● THE TASK
Transcribe every entry word for word, but skip the images.

● A run of records
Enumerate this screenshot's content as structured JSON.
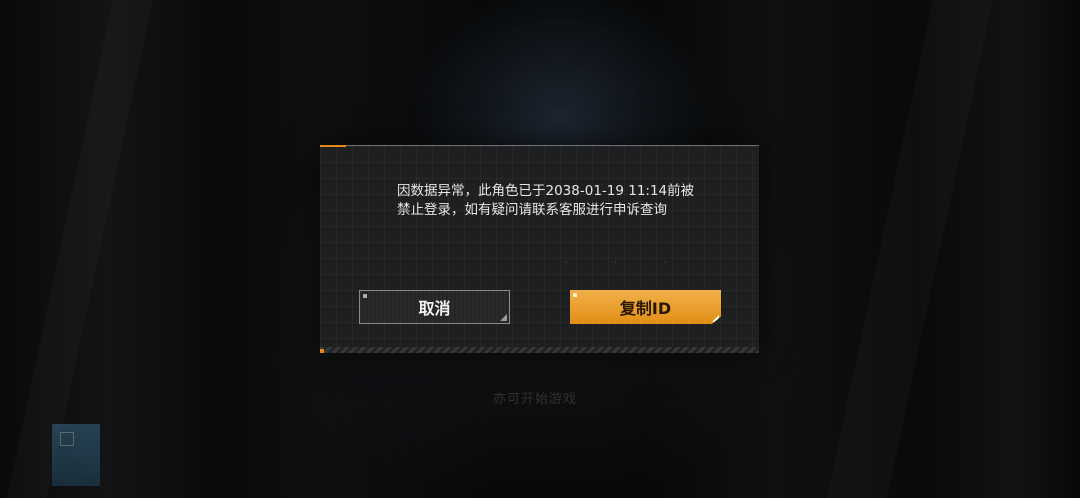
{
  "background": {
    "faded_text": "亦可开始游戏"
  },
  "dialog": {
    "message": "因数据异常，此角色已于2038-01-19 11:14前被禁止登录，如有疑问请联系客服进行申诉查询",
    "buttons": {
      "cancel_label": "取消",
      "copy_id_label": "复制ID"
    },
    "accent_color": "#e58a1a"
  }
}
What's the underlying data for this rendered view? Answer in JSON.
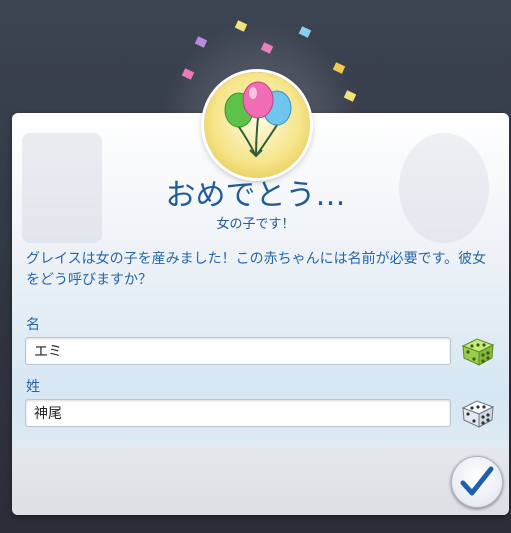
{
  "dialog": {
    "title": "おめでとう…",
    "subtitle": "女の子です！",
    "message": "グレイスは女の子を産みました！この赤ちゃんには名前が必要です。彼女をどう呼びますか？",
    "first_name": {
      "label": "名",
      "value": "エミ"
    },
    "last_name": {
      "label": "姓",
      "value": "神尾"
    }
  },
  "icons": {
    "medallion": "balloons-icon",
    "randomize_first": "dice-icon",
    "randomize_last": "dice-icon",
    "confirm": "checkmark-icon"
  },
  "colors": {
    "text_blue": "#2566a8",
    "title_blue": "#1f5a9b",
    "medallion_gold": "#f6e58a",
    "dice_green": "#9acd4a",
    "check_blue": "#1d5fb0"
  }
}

● ANSWER TO THE PROBLEM
Enumerate this screenshot's content as structured JSON.
{
  "background": {
    "faded_text": "亦可开始游戏"
  },
  "dialog": {
    "message": "因数据异常，此角色已于2038-01-19 11:14前被禁止登录，如有疑问请联系客服进行申诉查询",
    "buttons": {
      "cancel_label": "取消",
      "copy_id_label": "复制ID"
    },
    "accent_color": "#e58a1a"
  }
}
What's the underlying data for this rendered view? Answer in JSON.
{
  "dialog": {
    "title": "おめでとう…",
    "subtitle": "女の子です！",
    "message": "グレイスは女の子を産みました！この赤ちゃんには名前が必要です。彼女をどう呼びますか？",
    "first_name": {
      "label": "名",
      "value": "エミ"
    },
    "last_name": {
      "label": "姓",
      "value": "神尾"
    }
  },
  "icons": {
    "medallion": "balloons-icon",
    "randomize_first": "dice-icon",
    "randomize_last": "dice-icon",
    "confirm": "checkmark-icon"
  },
  "colors": {
    "text_blue": "#2566a8",
    "title_blue": "#1f5a9b",
    "medallion_gold": "#f6e58a",
    "dice_green": "#9acd4a",
    "check_blue": "#1d5fb0"
  }
}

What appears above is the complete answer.